----- RECORDS SUPPLIED

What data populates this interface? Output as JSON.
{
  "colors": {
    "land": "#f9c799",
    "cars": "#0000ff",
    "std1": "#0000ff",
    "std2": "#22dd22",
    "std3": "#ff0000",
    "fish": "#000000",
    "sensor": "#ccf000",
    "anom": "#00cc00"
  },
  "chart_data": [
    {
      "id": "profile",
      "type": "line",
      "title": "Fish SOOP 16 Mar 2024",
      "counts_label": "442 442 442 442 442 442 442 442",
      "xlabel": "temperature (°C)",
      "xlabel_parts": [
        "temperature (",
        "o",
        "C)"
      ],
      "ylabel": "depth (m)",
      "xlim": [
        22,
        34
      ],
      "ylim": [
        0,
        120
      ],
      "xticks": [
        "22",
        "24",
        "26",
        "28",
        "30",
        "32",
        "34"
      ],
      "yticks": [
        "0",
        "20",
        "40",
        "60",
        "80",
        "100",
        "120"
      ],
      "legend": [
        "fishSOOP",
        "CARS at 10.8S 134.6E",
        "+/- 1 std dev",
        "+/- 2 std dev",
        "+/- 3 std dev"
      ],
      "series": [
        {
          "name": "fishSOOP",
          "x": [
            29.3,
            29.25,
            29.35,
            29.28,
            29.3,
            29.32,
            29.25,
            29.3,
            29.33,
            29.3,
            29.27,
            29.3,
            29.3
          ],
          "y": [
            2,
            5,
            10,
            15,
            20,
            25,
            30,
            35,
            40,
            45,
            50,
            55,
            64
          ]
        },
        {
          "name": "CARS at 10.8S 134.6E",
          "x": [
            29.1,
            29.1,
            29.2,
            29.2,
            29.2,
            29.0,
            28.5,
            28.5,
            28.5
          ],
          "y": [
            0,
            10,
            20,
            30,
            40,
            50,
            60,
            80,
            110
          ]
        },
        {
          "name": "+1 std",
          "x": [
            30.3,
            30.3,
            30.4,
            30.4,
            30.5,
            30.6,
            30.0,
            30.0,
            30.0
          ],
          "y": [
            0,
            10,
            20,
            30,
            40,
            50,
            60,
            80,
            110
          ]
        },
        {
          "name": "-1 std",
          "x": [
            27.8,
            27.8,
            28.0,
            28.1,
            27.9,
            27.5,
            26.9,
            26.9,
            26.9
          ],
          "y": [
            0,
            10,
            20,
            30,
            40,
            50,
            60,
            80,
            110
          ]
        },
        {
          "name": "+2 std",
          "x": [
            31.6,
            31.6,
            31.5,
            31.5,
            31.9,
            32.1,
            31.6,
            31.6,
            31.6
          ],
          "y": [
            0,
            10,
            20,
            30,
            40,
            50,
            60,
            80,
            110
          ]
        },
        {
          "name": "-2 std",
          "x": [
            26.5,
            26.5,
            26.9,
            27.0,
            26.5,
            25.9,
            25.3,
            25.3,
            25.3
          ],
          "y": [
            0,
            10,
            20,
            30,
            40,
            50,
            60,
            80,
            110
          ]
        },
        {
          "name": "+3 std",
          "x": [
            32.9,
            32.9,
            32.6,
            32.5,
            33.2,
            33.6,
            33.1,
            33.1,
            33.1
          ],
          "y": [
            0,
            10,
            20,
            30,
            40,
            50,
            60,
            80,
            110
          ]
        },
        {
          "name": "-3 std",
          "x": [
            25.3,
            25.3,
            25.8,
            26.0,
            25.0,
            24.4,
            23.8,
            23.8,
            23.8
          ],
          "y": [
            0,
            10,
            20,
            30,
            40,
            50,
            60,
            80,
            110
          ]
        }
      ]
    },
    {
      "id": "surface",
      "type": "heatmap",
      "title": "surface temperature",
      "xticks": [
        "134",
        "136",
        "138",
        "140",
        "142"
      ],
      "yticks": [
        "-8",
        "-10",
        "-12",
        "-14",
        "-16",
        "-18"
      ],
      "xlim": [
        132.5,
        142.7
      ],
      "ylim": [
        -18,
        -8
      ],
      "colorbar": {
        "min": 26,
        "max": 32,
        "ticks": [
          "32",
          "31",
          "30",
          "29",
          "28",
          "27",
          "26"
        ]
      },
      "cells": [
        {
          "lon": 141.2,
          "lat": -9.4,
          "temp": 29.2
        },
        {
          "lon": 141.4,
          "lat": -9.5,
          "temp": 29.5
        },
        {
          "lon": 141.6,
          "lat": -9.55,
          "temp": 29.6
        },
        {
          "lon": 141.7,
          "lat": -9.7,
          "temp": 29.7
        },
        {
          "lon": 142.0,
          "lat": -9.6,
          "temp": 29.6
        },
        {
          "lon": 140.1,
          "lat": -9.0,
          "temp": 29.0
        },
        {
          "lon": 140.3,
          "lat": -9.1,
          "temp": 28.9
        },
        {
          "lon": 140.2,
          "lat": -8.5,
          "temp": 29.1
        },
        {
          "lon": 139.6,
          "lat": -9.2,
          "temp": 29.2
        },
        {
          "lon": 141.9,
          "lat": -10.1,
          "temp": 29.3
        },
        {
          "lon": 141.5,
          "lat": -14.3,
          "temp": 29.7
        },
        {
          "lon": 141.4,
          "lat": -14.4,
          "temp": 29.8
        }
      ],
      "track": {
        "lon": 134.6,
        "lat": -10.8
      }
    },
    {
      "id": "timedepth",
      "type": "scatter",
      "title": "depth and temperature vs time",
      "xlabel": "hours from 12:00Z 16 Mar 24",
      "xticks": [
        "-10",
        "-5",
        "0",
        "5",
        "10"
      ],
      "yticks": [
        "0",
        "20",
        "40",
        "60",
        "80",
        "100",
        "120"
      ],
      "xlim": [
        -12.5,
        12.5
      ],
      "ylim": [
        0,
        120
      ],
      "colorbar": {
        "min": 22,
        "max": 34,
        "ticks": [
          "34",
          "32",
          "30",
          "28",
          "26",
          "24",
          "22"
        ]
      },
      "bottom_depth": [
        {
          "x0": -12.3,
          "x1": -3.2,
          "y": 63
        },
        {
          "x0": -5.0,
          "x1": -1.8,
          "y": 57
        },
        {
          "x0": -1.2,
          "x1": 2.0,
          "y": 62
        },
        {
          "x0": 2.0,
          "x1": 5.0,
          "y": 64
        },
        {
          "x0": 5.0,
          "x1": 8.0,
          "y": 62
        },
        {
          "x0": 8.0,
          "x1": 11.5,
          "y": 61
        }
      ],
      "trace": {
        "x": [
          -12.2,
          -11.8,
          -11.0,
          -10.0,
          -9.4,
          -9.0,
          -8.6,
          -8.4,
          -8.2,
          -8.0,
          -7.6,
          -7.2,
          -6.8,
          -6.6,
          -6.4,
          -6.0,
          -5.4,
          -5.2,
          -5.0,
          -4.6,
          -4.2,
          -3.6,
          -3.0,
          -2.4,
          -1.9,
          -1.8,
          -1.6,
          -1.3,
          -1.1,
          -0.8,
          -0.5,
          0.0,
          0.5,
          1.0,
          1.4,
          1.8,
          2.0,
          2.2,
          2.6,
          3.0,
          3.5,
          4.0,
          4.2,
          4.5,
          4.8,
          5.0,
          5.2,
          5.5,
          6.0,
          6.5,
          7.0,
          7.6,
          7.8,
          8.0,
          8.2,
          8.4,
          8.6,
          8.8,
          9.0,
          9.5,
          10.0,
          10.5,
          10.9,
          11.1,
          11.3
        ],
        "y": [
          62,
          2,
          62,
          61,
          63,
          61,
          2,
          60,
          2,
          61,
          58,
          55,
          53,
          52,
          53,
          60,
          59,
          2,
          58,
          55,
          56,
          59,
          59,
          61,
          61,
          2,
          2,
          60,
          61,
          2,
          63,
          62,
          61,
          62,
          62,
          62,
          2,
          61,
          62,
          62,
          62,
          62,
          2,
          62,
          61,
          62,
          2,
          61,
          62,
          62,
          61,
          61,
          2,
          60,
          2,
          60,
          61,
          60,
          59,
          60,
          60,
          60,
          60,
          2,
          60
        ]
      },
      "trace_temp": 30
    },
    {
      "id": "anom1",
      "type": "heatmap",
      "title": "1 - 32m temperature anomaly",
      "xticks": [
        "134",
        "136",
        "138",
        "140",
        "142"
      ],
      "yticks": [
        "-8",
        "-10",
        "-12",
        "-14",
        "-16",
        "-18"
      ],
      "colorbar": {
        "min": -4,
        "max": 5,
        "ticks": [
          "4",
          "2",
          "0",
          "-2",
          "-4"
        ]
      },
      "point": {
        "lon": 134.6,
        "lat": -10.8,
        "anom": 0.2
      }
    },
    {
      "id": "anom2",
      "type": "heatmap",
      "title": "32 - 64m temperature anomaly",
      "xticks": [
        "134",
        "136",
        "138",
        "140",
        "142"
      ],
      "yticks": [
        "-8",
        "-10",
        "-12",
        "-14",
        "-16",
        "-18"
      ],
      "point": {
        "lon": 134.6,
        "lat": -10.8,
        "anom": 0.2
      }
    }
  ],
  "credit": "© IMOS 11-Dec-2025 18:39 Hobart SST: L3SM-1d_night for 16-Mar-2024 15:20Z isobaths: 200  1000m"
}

----------

DIRECTIONS FOR THIS TASK:
Tell how many lines of the data include the word "name", and nothing else.

FULL SOLUTION:
8